From the listing below, pull out all lines with "highlight" in them.

--- START ---

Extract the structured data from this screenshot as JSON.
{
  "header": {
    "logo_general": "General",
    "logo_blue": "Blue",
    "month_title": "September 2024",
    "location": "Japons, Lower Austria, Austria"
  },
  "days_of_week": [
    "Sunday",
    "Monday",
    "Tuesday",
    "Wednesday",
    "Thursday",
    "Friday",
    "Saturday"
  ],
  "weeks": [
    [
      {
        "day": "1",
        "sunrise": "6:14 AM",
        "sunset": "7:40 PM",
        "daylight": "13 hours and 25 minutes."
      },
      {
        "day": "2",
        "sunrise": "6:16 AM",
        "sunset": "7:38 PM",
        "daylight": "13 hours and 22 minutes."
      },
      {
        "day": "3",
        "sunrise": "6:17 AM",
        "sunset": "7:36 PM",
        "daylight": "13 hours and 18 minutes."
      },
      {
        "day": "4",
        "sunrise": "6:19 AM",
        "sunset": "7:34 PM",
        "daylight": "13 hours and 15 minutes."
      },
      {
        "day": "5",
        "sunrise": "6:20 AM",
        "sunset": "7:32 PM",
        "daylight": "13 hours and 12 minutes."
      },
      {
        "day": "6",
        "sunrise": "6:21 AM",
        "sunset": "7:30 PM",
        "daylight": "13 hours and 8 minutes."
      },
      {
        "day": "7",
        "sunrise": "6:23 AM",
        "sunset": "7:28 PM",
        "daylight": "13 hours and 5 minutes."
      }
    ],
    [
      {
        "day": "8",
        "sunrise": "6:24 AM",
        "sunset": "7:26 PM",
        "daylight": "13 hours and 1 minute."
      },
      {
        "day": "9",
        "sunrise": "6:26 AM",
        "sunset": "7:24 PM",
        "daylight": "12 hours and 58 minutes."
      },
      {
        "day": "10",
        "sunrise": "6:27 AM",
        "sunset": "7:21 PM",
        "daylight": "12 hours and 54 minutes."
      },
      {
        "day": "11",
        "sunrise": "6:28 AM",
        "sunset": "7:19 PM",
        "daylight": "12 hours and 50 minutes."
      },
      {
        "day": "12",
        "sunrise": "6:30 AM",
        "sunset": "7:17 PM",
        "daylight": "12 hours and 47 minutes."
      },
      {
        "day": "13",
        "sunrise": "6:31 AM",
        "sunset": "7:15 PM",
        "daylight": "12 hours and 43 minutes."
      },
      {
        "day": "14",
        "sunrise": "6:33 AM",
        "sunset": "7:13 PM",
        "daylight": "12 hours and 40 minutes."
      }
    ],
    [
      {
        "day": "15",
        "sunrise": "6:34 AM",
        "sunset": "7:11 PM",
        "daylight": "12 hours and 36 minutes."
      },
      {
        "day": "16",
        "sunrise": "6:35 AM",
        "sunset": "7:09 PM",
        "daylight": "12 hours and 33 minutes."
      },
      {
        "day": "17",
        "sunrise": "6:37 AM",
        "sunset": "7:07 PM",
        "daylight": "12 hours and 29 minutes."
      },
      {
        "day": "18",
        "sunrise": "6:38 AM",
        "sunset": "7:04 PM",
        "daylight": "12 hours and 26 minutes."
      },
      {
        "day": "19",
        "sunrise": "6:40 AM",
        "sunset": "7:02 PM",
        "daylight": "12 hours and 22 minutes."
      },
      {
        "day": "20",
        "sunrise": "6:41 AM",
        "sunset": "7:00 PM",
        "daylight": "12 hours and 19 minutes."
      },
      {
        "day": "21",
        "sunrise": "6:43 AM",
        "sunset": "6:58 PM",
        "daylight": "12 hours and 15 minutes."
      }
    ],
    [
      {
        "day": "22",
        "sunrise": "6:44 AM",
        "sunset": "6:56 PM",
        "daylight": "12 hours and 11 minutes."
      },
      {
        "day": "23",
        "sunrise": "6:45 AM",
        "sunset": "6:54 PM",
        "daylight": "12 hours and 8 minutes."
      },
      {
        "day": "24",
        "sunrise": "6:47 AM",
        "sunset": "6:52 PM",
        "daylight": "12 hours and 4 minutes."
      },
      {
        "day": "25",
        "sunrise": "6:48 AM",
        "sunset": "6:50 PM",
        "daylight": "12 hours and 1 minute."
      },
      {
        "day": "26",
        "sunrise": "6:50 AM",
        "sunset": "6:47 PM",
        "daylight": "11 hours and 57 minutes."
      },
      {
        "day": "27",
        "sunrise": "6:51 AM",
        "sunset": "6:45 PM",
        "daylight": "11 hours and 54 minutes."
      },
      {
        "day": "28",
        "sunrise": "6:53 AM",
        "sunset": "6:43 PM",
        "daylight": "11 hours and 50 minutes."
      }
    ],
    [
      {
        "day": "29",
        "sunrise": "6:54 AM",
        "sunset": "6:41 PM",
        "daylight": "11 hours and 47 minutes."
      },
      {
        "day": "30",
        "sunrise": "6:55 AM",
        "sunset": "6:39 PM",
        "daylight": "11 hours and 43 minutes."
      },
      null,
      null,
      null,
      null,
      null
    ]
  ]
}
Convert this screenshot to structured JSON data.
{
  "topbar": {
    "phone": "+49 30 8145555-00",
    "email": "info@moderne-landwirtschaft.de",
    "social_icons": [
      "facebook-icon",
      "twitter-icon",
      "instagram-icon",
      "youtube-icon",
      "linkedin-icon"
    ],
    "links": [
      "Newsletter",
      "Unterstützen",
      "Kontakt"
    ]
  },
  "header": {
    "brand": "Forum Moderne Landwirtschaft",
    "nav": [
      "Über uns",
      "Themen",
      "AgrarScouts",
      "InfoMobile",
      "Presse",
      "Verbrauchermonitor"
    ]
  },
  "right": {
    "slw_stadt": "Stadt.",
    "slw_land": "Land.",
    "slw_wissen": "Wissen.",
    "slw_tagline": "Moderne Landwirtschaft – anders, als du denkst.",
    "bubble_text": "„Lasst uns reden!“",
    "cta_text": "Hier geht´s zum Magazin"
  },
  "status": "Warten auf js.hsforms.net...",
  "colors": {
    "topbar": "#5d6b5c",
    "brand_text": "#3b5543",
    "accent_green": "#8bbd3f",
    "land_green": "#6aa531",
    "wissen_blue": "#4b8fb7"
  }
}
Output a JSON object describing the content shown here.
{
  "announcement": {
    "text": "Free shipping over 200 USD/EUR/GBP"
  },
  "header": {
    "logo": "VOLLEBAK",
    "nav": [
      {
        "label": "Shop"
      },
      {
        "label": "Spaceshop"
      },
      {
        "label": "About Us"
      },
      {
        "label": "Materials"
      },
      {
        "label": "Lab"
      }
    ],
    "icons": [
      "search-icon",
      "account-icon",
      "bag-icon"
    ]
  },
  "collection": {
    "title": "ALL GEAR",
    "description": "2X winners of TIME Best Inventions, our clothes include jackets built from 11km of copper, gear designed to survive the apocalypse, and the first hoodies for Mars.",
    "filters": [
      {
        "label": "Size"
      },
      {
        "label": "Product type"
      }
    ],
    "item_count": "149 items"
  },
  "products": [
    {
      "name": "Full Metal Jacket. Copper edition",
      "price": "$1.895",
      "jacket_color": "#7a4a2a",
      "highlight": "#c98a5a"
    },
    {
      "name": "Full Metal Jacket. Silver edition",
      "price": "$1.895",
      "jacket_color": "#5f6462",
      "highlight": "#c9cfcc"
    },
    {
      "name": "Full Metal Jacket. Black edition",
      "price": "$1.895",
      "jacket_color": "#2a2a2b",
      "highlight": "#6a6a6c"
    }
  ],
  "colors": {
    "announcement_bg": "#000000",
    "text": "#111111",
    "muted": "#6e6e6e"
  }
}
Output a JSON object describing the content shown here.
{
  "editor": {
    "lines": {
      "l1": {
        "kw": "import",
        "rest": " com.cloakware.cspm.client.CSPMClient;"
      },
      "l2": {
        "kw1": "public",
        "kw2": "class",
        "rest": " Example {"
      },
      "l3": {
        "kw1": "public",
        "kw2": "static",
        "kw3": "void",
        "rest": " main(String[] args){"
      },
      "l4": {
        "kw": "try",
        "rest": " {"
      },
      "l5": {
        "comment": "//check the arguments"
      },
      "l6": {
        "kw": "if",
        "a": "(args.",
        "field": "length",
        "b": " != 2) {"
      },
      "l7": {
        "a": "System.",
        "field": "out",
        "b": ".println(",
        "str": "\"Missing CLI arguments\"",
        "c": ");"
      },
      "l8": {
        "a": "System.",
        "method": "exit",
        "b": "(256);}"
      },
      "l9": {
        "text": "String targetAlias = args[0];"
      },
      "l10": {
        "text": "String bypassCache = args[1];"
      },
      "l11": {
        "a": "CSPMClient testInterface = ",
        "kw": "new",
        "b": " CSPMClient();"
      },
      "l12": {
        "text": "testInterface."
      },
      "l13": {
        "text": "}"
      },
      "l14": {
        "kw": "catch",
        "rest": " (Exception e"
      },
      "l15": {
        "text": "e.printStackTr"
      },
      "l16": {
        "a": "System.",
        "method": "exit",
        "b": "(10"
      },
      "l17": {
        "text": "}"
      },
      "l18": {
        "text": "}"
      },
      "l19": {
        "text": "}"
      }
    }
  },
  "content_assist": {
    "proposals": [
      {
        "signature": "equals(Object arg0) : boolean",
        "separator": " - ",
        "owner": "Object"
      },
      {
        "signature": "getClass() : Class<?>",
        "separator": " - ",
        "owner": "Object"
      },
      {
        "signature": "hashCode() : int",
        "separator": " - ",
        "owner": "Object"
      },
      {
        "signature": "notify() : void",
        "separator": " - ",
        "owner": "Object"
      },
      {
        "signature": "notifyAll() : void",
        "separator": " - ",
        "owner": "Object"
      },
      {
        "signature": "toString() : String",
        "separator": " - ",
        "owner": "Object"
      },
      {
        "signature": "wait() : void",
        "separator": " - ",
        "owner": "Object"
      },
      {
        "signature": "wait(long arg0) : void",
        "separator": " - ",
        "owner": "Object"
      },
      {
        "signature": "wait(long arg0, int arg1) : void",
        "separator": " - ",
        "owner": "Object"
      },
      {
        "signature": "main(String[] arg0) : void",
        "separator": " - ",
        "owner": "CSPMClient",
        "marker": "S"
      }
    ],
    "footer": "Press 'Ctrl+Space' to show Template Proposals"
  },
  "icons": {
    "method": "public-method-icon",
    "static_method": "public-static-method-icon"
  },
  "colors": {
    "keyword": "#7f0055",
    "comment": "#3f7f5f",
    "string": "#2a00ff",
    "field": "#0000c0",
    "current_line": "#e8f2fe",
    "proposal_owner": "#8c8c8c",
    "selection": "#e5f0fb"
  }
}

--- END ---

§ **Solution for this task**:
      "highlight": "#c98a5a"
      "highlight": "#c9cfcc"
      "highlight": "#6a6a6c"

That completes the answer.